Short task:
Search the material for "JSON" and show all lines that contain it.

Material shown:
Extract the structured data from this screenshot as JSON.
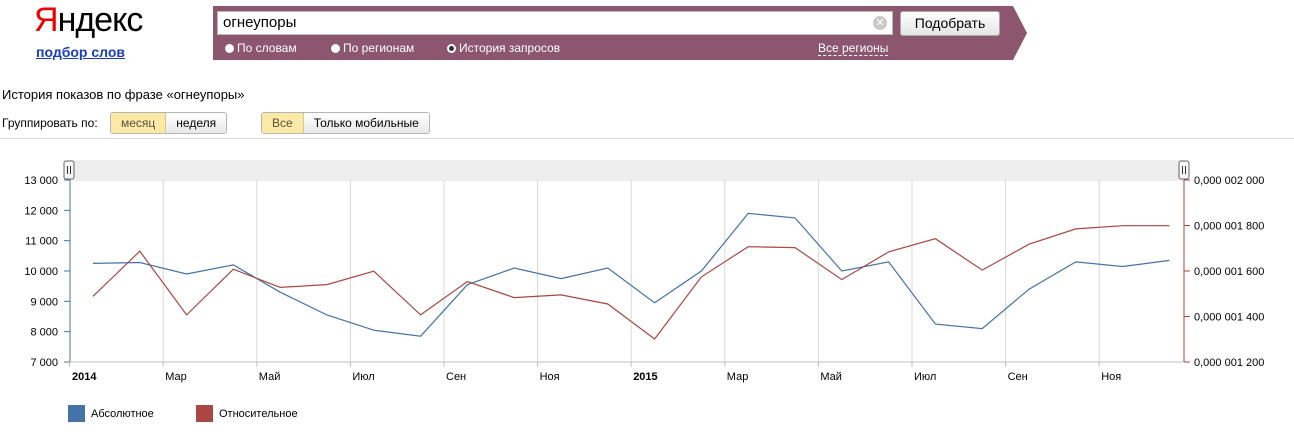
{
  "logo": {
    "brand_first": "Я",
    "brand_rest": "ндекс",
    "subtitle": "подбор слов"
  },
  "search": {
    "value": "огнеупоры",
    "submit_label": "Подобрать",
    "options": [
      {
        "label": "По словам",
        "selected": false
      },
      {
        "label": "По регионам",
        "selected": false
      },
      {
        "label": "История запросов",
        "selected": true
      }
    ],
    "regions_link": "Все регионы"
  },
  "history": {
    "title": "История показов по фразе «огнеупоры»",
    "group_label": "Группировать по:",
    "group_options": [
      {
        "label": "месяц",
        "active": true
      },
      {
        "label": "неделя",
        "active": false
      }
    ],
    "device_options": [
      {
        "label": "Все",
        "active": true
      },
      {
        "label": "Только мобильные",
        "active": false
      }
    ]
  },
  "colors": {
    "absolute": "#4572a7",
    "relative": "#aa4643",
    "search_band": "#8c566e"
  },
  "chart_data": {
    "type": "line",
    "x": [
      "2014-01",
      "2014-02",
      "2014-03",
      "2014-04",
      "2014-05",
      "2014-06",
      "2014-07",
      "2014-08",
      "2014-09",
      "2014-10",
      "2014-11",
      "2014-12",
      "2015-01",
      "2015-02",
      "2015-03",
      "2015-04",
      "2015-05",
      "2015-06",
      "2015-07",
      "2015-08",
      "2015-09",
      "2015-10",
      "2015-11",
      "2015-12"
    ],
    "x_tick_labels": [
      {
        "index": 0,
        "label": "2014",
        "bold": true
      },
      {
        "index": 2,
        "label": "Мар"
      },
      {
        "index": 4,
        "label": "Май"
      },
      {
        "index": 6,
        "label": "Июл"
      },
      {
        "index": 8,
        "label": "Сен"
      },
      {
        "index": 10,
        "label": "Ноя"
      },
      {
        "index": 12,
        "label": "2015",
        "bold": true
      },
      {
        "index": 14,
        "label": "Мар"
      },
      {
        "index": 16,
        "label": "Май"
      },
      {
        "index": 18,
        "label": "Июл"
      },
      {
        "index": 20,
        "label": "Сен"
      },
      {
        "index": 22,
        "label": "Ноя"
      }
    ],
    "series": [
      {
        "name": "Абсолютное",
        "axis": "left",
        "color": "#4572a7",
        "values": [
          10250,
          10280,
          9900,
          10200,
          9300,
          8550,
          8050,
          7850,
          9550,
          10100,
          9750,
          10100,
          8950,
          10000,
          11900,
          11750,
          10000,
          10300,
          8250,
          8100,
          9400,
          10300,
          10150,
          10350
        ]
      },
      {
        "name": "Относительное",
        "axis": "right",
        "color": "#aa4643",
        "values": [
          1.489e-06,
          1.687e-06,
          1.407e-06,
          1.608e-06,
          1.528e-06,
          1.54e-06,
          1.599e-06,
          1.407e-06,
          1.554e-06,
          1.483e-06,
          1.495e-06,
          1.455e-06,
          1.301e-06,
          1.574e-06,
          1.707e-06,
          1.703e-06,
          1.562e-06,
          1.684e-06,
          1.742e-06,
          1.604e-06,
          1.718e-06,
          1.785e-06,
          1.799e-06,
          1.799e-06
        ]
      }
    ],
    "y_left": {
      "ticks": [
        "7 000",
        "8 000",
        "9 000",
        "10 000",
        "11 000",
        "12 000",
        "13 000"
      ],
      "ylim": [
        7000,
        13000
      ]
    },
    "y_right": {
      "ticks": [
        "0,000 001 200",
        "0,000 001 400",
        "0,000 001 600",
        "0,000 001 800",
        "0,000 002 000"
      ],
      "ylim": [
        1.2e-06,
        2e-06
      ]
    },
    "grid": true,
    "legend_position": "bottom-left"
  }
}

--

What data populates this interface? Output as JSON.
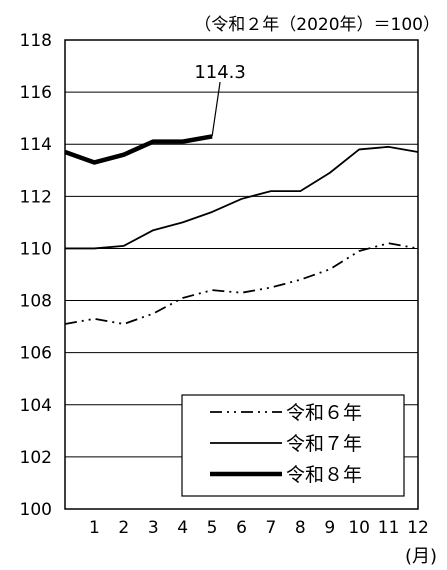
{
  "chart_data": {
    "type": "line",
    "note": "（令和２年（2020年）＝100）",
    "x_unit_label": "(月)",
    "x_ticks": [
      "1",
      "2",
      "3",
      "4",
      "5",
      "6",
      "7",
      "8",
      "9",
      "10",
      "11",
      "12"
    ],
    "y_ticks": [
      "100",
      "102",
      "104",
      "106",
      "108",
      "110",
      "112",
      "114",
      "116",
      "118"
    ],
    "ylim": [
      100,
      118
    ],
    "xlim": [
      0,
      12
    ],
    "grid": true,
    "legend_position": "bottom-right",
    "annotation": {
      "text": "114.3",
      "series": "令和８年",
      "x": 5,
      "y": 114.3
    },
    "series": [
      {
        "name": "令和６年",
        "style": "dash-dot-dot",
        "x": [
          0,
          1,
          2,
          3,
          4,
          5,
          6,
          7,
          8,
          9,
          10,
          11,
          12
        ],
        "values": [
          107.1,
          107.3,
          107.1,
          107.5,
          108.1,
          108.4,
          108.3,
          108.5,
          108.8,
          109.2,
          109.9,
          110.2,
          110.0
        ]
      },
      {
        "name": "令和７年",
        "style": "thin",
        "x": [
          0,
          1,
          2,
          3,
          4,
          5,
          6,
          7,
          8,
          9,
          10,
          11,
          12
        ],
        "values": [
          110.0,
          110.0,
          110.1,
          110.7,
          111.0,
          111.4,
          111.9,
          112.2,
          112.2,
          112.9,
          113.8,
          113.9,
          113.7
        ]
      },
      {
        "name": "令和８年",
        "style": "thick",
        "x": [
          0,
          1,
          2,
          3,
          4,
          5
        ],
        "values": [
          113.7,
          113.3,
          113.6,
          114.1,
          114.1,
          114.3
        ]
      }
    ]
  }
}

Task result:
Extract the structured data from this screenshot as JSON.
What data populates this interface? Output as JSON.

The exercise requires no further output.